╭──

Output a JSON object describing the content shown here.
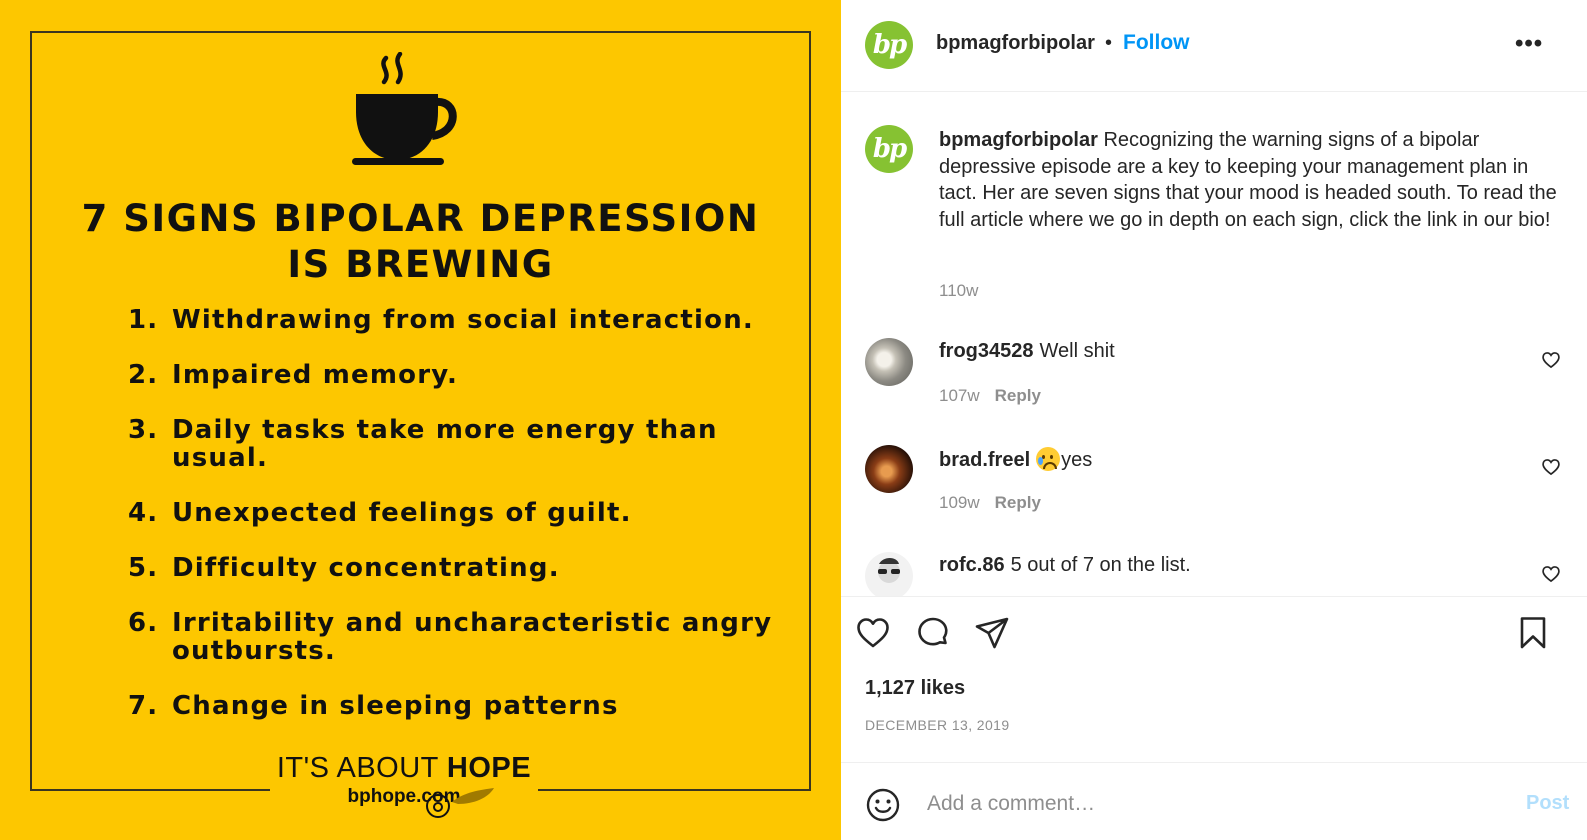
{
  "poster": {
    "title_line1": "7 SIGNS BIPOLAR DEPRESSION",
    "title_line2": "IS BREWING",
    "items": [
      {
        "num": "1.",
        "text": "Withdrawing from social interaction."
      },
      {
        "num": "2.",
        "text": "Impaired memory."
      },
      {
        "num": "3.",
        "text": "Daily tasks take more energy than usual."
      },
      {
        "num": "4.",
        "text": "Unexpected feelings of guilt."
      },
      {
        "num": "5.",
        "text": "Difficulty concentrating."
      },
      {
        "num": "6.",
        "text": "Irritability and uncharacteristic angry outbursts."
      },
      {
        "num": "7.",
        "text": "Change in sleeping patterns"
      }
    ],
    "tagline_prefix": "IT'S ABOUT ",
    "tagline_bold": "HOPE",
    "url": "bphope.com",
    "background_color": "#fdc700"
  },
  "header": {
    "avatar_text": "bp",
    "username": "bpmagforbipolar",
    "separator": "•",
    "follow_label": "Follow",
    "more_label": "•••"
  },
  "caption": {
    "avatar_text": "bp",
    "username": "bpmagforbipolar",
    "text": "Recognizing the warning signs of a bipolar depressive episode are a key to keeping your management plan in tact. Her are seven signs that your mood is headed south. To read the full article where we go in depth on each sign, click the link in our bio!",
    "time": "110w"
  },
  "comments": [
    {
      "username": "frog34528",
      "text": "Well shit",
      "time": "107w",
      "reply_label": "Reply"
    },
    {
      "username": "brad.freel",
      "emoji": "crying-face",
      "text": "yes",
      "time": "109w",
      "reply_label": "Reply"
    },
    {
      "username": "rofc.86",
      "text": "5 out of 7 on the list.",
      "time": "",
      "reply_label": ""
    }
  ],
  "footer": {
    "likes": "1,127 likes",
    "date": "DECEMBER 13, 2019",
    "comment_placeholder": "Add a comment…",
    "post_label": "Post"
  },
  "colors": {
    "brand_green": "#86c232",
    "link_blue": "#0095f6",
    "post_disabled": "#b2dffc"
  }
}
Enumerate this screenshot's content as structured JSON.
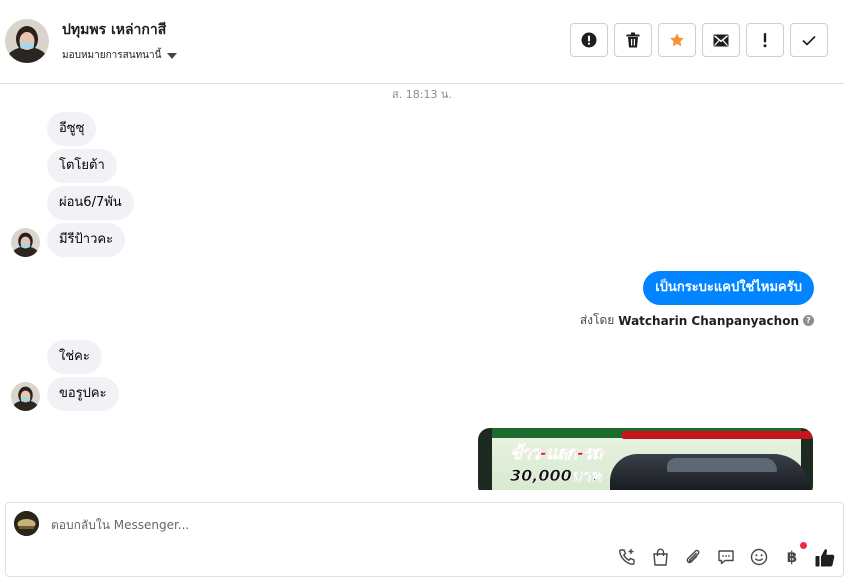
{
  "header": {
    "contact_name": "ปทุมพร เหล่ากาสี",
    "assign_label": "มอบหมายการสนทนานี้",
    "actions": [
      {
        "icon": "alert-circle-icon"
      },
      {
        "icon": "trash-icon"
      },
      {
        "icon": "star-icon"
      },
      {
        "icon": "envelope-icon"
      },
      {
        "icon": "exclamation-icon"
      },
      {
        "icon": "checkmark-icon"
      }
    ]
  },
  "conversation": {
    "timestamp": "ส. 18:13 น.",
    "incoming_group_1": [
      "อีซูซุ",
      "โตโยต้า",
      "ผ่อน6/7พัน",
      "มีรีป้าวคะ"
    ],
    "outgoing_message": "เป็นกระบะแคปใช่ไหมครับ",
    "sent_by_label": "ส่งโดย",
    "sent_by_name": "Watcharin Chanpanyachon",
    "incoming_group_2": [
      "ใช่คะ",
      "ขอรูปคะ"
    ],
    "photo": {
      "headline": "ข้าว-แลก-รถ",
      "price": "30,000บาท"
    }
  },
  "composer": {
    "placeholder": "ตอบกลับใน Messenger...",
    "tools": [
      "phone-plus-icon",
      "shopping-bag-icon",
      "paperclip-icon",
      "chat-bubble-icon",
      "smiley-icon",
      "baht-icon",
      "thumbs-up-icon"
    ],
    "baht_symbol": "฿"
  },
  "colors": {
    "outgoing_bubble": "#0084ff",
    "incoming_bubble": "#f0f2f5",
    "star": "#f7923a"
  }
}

╰──
╭──

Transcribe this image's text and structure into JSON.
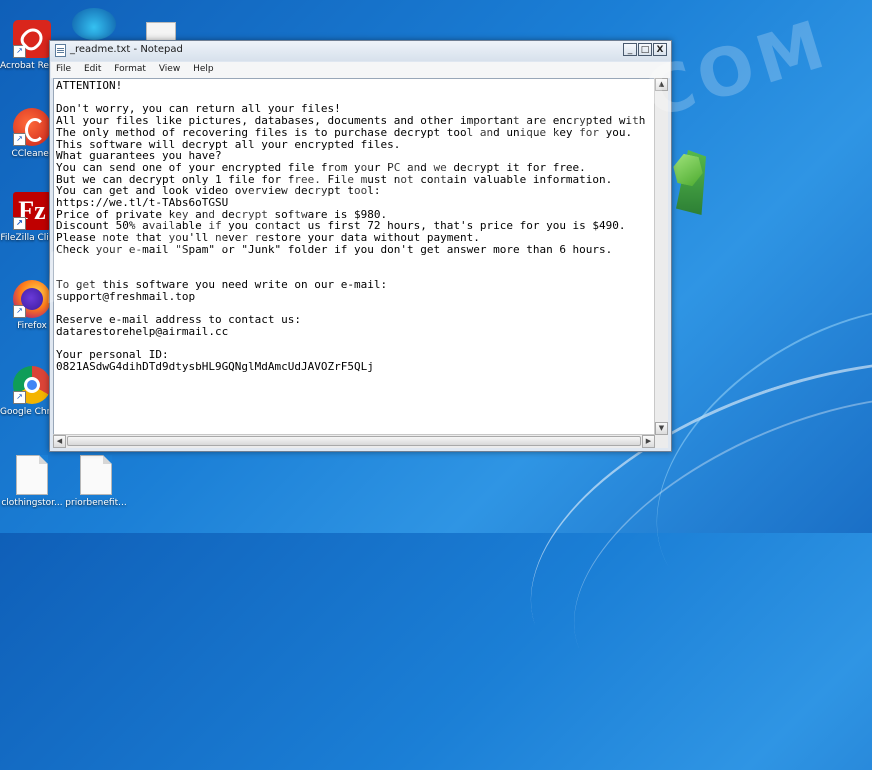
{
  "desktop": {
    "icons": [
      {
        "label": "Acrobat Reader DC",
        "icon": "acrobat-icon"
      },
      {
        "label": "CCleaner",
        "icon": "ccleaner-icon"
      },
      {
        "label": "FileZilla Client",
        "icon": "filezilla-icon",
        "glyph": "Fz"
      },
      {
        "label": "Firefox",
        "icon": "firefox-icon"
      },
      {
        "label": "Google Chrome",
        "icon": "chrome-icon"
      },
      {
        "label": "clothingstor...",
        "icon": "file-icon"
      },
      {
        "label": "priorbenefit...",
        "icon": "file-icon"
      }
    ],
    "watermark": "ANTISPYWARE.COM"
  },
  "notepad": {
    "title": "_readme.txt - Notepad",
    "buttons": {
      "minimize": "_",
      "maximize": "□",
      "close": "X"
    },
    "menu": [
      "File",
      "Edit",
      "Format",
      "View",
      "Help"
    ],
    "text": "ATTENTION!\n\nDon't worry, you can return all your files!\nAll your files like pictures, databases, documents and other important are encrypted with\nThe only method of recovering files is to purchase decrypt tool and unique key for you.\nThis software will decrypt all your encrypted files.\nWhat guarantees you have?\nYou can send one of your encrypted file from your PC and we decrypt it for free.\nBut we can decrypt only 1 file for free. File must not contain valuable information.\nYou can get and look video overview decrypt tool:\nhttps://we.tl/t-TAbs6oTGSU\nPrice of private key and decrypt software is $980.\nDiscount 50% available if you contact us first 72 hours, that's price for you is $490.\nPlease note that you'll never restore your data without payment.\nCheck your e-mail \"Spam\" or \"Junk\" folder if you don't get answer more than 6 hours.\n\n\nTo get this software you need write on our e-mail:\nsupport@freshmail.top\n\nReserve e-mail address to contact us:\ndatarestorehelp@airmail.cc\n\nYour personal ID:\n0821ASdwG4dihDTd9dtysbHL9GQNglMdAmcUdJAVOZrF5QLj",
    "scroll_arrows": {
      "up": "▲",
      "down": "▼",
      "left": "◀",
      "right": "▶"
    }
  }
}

╰──

From the data, list each line in which the string "content" appears.

**Result for this task:**
Output a JSON object describing the content shown here.
Enumerate this screenshot's content as structured JSON.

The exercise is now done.